Task instructions ▸
- A) In the book review, what does the ghetto idiom "wedding invitation" mean?
- B) Using the book review, explain why the family plans a dangerous escape from the Lodz ghetto.

A Holocaust tale with a thin “Hansel and Gretel” veneer from the author of The Devil’s Arithmetic (1988).
Chaim and Gittel, 14-year-old twins, live with their parents in the Lodz ghetto, forced from their comfortable country home by the Nazis. The siblings are close, sharing a sign-based twin language; Chaim stutters and communicates primarily with his sister. Though slowly starving, they make the best of things with their beloved parents, although it’s more difficult once they must share their tiny flat with an unpleasant interfaith couple and their Mischling (half-Jewish) children. When the family hears of their impending “wedding invitation”—the ghetto idiom for a forthcoming order for transport—they plan a dangerous escape. Their journey is difficult, and one by one, the adults vanish. Ultimately the children end up in a fictional child labor camp, making ammunition for the German war effort. Their story effectively evokes the dehumanizing nature of unremitting silence. Nevertheless, the dense, distancing narrative (told in a third-person contemporaneous narration focused through Chaim with interspersed snippets from Gittel’s several-decades-later perspective) has several consistency problems, mostly regarding the relative religiosity of this nominally secular family. One theme seems to be frustration with those who didn’t fight back against overwhelming odds, which makes for a confusing judgment on the suffering child protagonists.

Entries provided ▸
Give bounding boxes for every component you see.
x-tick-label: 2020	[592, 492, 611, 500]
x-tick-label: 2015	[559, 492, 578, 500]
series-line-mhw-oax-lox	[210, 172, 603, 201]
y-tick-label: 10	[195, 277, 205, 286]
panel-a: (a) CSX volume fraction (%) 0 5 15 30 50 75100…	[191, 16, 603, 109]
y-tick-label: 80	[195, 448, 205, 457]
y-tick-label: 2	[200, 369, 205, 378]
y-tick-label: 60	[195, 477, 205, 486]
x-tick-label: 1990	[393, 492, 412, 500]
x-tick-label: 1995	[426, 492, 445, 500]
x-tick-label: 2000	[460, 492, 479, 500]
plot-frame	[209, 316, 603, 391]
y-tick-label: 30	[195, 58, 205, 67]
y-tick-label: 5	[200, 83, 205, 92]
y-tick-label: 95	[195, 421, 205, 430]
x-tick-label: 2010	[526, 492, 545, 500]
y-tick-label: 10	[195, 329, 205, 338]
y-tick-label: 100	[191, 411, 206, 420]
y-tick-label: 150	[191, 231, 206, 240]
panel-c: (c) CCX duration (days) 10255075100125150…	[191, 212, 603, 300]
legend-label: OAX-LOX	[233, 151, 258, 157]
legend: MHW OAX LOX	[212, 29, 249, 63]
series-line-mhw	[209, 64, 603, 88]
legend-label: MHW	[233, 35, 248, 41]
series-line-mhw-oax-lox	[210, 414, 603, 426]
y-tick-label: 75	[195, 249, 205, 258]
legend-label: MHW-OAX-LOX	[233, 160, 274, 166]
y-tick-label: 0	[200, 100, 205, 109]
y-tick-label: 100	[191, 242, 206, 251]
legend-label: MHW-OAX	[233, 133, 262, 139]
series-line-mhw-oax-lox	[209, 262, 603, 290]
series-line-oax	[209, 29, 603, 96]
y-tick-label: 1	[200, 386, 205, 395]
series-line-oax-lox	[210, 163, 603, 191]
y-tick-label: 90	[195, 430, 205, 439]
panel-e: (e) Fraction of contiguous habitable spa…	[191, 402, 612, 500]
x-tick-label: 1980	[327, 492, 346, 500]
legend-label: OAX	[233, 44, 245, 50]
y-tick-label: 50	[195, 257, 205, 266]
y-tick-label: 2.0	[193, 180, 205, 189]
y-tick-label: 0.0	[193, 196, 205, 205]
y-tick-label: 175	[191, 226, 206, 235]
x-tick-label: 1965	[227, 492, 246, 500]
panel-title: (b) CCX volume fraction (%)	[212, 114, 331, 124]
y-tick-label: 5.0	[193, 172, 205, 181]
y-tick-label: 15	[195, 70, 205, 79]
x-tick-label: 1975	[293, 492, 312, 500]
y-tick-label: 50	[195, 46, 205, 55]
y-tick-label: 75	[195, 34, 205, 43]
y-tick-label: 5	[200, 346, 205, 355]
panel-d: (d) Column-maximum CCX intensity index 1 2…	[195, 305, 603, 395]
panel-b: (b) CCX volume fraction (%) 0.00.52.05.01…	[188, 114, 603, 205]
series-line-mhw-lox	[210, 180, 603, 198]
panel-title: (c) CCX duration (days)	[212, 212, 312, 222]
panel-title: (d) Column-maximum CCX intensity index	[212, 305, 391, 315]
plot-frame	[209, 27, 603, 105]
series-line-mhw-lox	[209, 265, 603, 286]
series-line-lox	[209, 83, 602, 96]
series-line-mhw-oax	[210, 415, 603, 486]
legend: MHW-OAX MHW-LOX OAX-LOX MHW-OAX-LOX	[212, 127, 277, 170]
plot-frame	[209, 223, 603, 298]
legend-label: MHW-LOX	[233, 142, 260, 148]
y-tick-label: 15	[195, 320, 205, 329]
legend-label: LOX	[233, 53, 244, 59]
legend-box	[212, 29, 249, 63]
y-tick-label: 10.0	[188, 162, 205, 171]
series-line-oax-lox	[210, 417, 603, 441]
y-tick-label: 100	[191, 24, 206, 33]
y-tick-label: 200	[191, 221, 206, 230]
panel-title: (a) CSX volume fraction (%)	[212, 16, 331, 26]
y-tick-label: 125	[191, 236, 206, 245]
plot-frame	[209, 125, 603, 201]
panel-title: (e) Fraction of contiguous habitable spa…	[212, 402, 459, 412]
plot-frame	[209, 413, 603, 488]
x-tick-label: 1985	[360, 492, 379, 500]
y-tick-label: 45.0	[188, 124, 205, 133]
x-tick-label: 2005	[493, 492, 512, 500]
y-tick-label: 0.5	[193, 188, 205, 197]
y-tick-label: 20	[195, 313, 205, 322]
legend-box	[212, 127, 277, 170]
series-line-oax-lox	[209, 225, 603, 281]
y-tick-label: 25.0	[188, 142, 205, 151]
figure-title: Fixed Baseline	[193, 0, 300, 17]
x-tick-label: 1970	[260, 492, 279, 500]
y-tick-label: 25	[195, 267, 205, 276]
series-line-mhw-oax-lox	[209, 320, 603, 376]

Response list ▸
- A) It means a forthcoming order for transport.

- B) The family learns of their impending "wedding invitation," which in the ghetto's idiom means an order for transport will soon come. Hearing this news, they plan a dangerous escape.